◆ **DATA LISTING**
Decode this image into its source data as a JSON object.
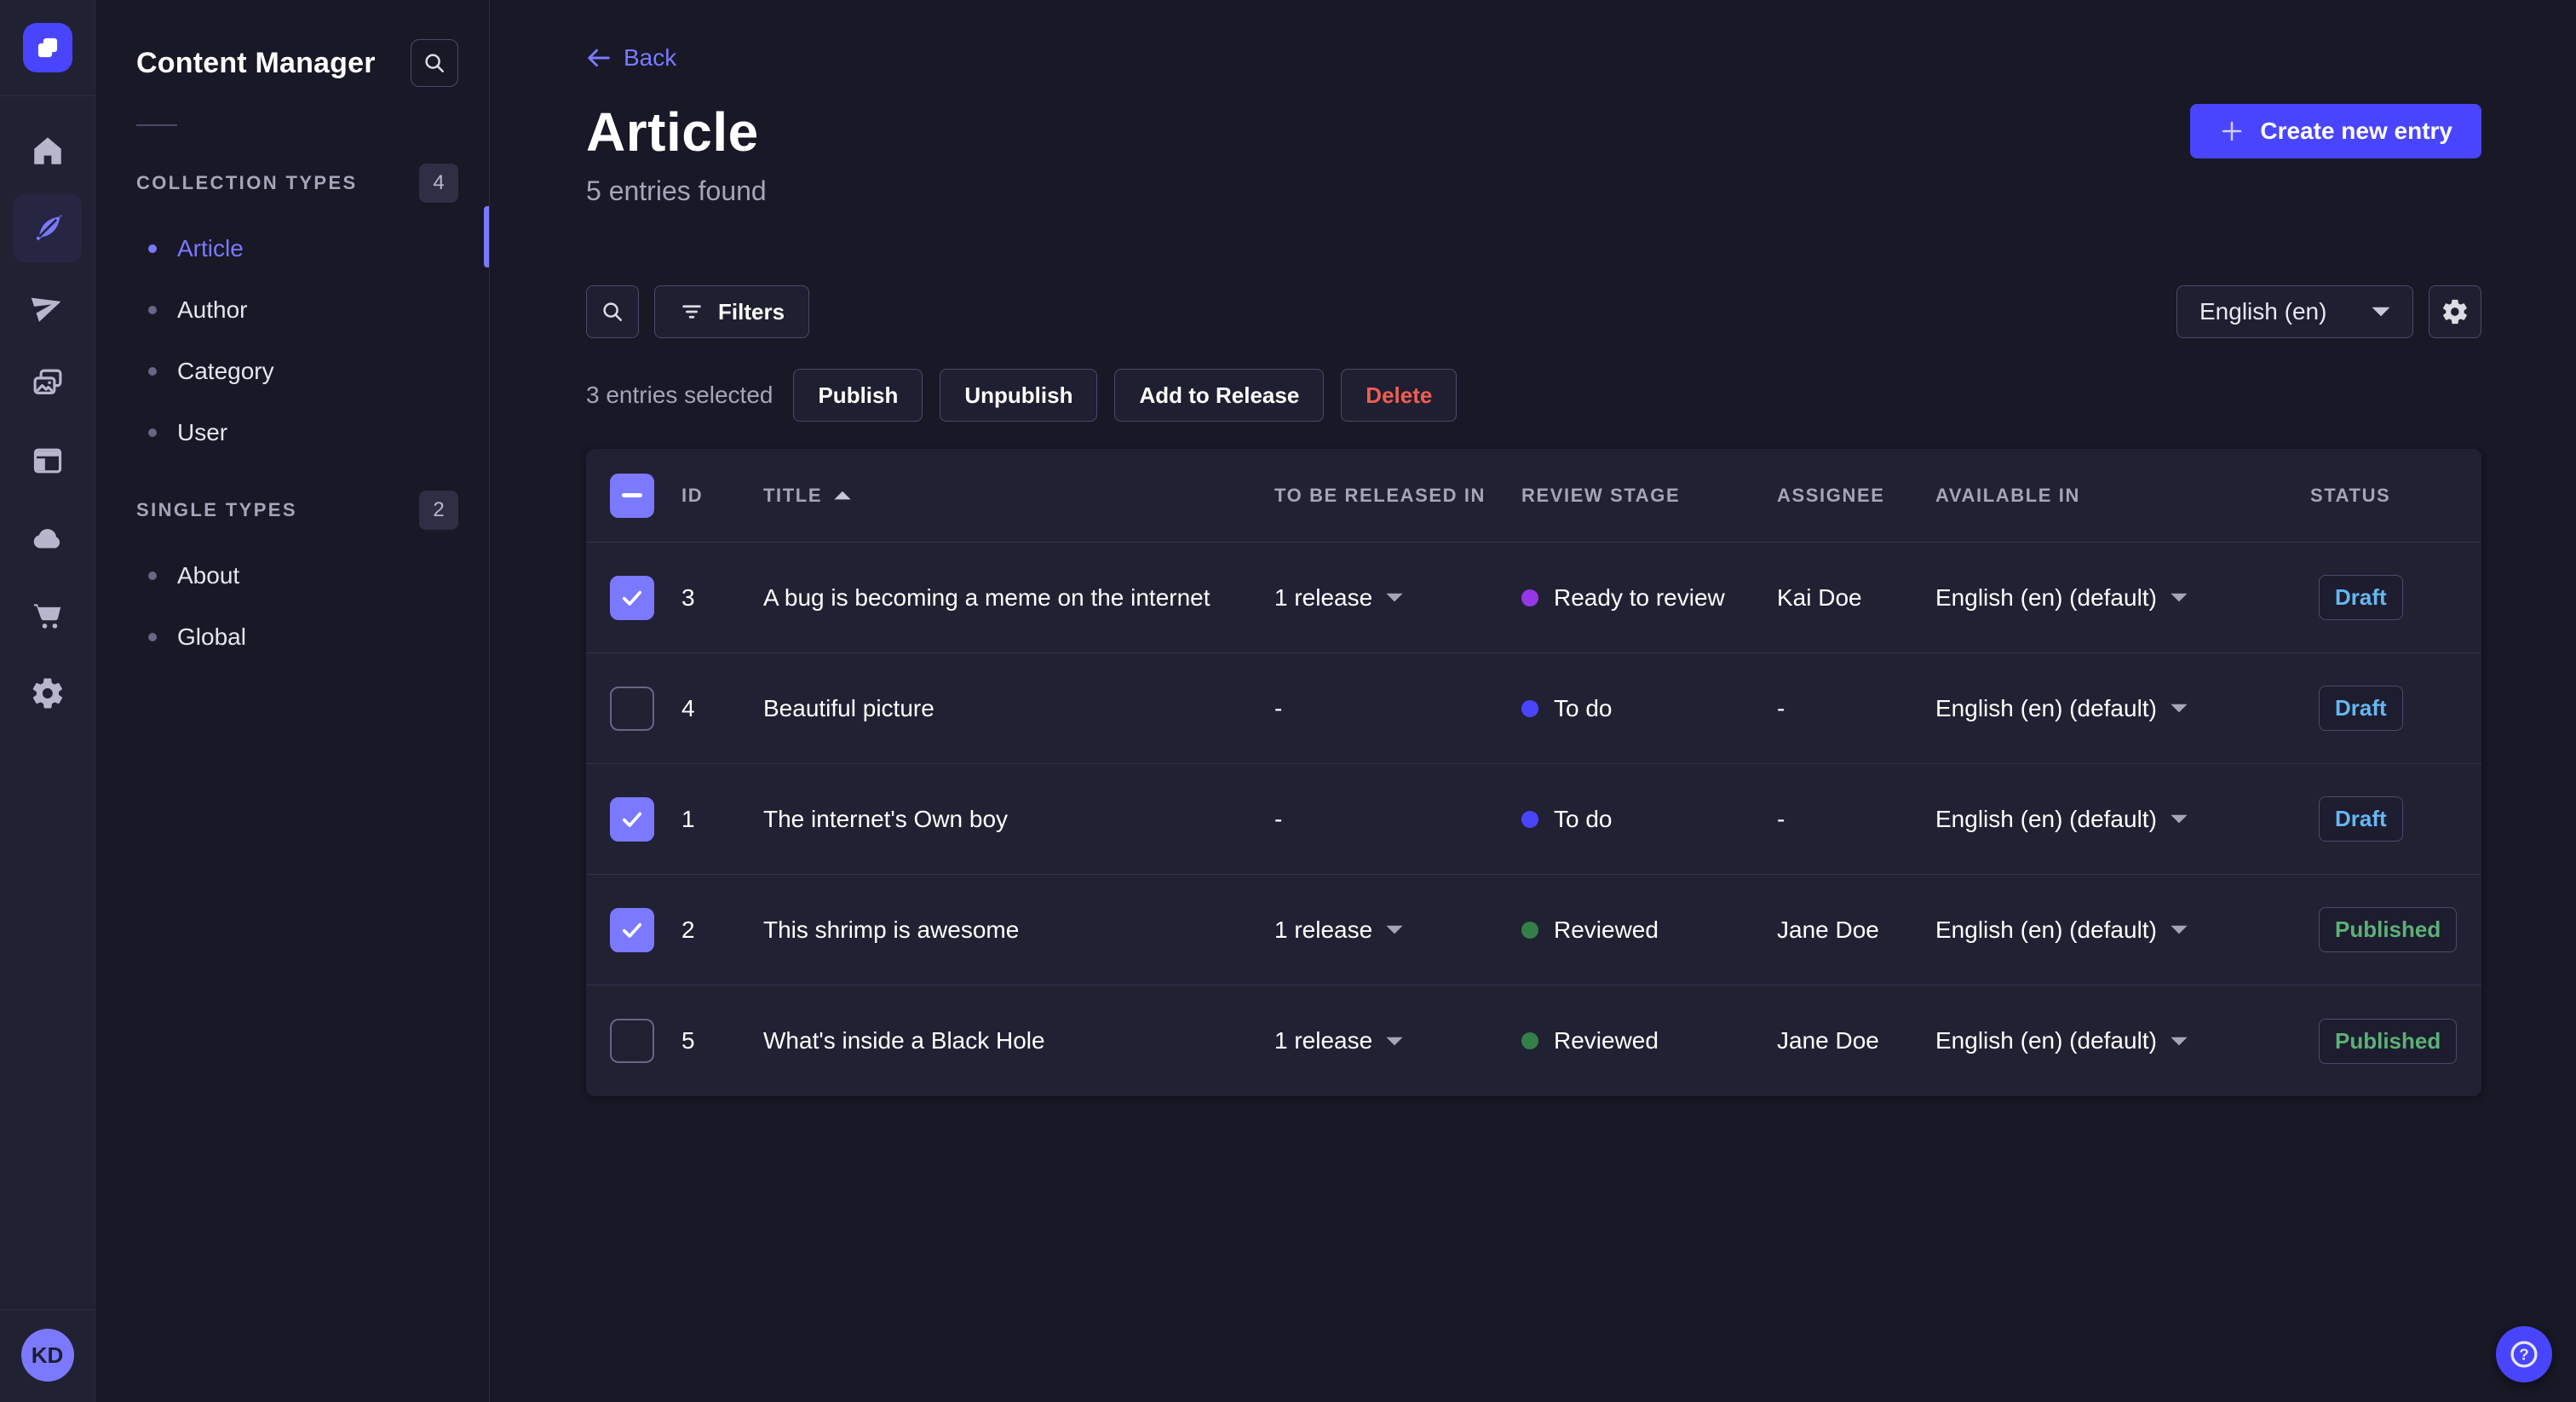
{
  "colors": {
    "brand": "#4945ff",
    "accent": "#7b79ff",
    "draft_text": "#66b7f1",
    "published_text": "#5cb176",
    "delete_text": "#ee5e52",
    "stage_to_do": "#4945ff",
    "stage_ready_to_review": "#9736e8",
    "stage_reviewed": "#328048"
  },
  "main_nav": {
    "items": [
      {
        "icon": "home-icon"
      },
      {
        "icon": "content-manager-icon",
        "active": true
      },
      {
        "icon": "releases-icon"
      },
      {
        "icon": "media-library-icon"
      },
      {
        "icon": "content-type-builder-icon"
      },
      {
        "icon": "cloud-icon"
      },
      {
        "icon": "marketplace-icon"
      },
      {
        "icon": "settings-icon"
      }
    ],
    "avatar_initials": "KD"
  },
  "subnav": {
    "title": "Content Manager",
    "sections": [
      {
        "label": "COLLECTION TYPES",
        "count": "4",
        "items": [
          {
            "label": "Article",
            "active": true
          },
          {
            "label": "Author"
          },
          {
            "label": "Category"
          },
          {
            "label": "User"
          }
        ]
      },
      {
        "label": "SINGLE TYPES",
        "count": "2",
        "items": [
          {
            "label": "About"
          },
          {
            "label": "Global"
          }
        ]
      }
    ]
  },
  "header": {
    "back": "Back",
    "title": "Article",
    "subtitle": "5 entries found",
    "create": "Create new entry"
  },
  "toolbar": {
    "filters": "Filters",
    "locale": "English (en)"
  },
  "selection": {
    "count_text": "3 entries selected",
    "publish": "Publish",
    "unpublish": "Unpublish",
    "add_to_release": "Add to Release",
    "delete": "Delete"
  },
  "table": {
    "headers": {
      "id": "ID",
      "title": "TITLE",
      "release": "TO BE RELEASED IN",
      "review": "REVIEW STAGE",
      "assignee": "ASSIGNEE",
      "available": "AVAILABLE IN",
      "status": "STATUS"
    },
    "sort": {
      "column": "TITLE",
      "direction": "ascending"
    },
    "header_checkbox": "indeterminate",
    "rows": [
      {
        "selected": true,
        "id": "3",
        "title": "A bug is becoming a meme on the internet",
        "release": "1 release",
        "review_stage": "Ready to review",
        "review_color": "#9736e8",
        "assignee": "Kai Doe",
        "available_in": "English (en) (default)",
        "status": "Draft"
      },
      {
        "selected": false,
        "id": "4",
        "title": "Beautiful picture",
        "release": "-",
        "review_stage": "To do",
        "review_color": "#4945ff",
        "assignee": "-",
        "available_in": "English (en) (default)",
        "status": "Draft"
      },
      {
        "selected": true,
        "id": "1",
        "title": "The internet's Own boy",
        "release": "-",
        "review_stage": "To do",
        "review_color": "#4945ff",
        "assignee": "-",
        "available_in": "English (en) (default)",
        "status": "Draft"
      },
      {
        "selected": true,
        "id": "2",
        "title": "This shrimp is awesome",
        "release": "1 release",
        "review_stage": "Reviewed",
        "review_color": "#328048",
        "assignee": "Jane Doe",
        "available_in": "English (en) (default)",
        "status": "Published"
      },
      {
        "selected": false,
        "id": "5",
        "title": "What's inside a Black Hole",
        "release": "1 release",
        "review_stage": "Reviewed",
        "review_color": "#328048",
        "assignee": "Jane Doe",
        "available_in": "English (en) (default)",
        "status": "Published"
      }
    ]
  }
}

◆ **EXERCISE OBJECTIVE**
Make an exact copy of the records shown above, without the pictures.

◆ **EXERCISE ANSWER**
Decode this image into its source data as a JSON object.
{
  "colors": {
    "brand": "#4945ff",
    "accent": "#7b79ff",
    "draft_text": "#66b7f1",
    "published_text": "#5cb176",
    "delete_text": "#ee5e52",
    "stage_to_do": "#4945ff",
    "stage_ready_to_review": "#9736e8",
    "stage_reviewed": "#328048"
  },
  "main_nav": {
    "items": [
      {
        "icon": "home-icon"
      },
      {
        "icon": "content-manager-icon",
        "active": true
      },
      {
        "icon": "releases-icon"
      },
      {
        "icon": "media-library-icon"
      },
      {
        "icon": "content-type-builder-icon"
      },
      {
        "icon": "cloud-icon"
      },
      {
        "icon": "marketplace-icon"
      },
      {
        "icon": "settings-icon"
      }
    ],
    "avatar_initials": "KD"
  },
  "subnav": {
    "title": "Content Manager",
    "sections": [
      {
        "label": "COLLECTION TYPES",
        "count": "4",
        "items": [
          {
            "label": "Article",
            "active": true
          },
          {
            "label": "Author"
          },
          {
            "label": "Category"
          },
          {
            "label": "User"
          }
        ]
      },
      {
        "label": "SINGLE TYPES",
        "count": "2",
        "items": [
          {
            "label": "About"
          },
          {
            "label": "Global"
          }
        ]
      }
    ]
  },
  "header": {
    "back": "Back",
    "title": "Article",
    "subtitle": "5 entries found",
    "create": "Create new entry"
  },
  "toolbar": {
    "filters": "Filters",
    "locale": "English (en)"
  },
  "selection": {
    "count_text": "3 entries selected",
    "publish": "Publish",
    "unpublish": "Unpublish",
    "add_to_release": "Add to Release",
    "delete": "Delete"
  },
  "table": {
    "headers": {
      "id": "ID",
      "title": "TITLE",
      "release": "TO BE RELEASED IN",
      "review": "REVIEW STAGE",
      "assignee": "ASSIGNEE",
      "available": "AVAILABLE IN",
      "status": "STATUS"
    },
    "sort": {
      "column": "TITLE",
      "direction": "ascending"
    },
    "header_checkbox": "indeterminate",
    "rows": [
      {
        "selected": true,
        "id": "3",
        "title": "A bug is becoming a meme on the internet",
        "release": "1 release",
        "review_stage": "Ready to review",
        "review_color": "#9736e8",
        "assignee": "Kai Doe",
        "available_in": "English (en) (default)",
        "status": "Draft"
      },
      {
        "selected": false,
        "id": "4",
        "title": "Beautiful picture",
        "release": "-",
        "review_stage": "To do",
        "review_color": "#4945ff",
        "assignee": "-",
        "available_in": "English (en) (default)",
        "status": "Draft"
      },
      {
        "selected": true,
        "id": "1",
        "title": "The internet's Own boy",
        "release": "-",
        "review_stage": "To do",
        "review_color": "#4945ff",
        "assignee": "-",
        "available_in": "English (en) (default)",
        "status": "Draft"
      },
      {
        "selected": true,
        "id": "2",
        "title": "This shrimp is awesome",
        "release": "1 release",
        "review_stage": "Reviewed",
        "review_color": "#328048",
        "assignee": "Jane Doe",
        "available_in": "English (en) (default)",
        "status": "Published"
      },
      {
        "selected": false,
        "id": "5",
        "title": "What's inside a Black Hole",
        "release": "1 release",
        "review_stage": "Reviewed",
        "review_color": "#328048",
        "assignee": "Jane Doe",
        "available_in": "English (en) (default)",
        "status": "Published"
      }
    ]
  }
}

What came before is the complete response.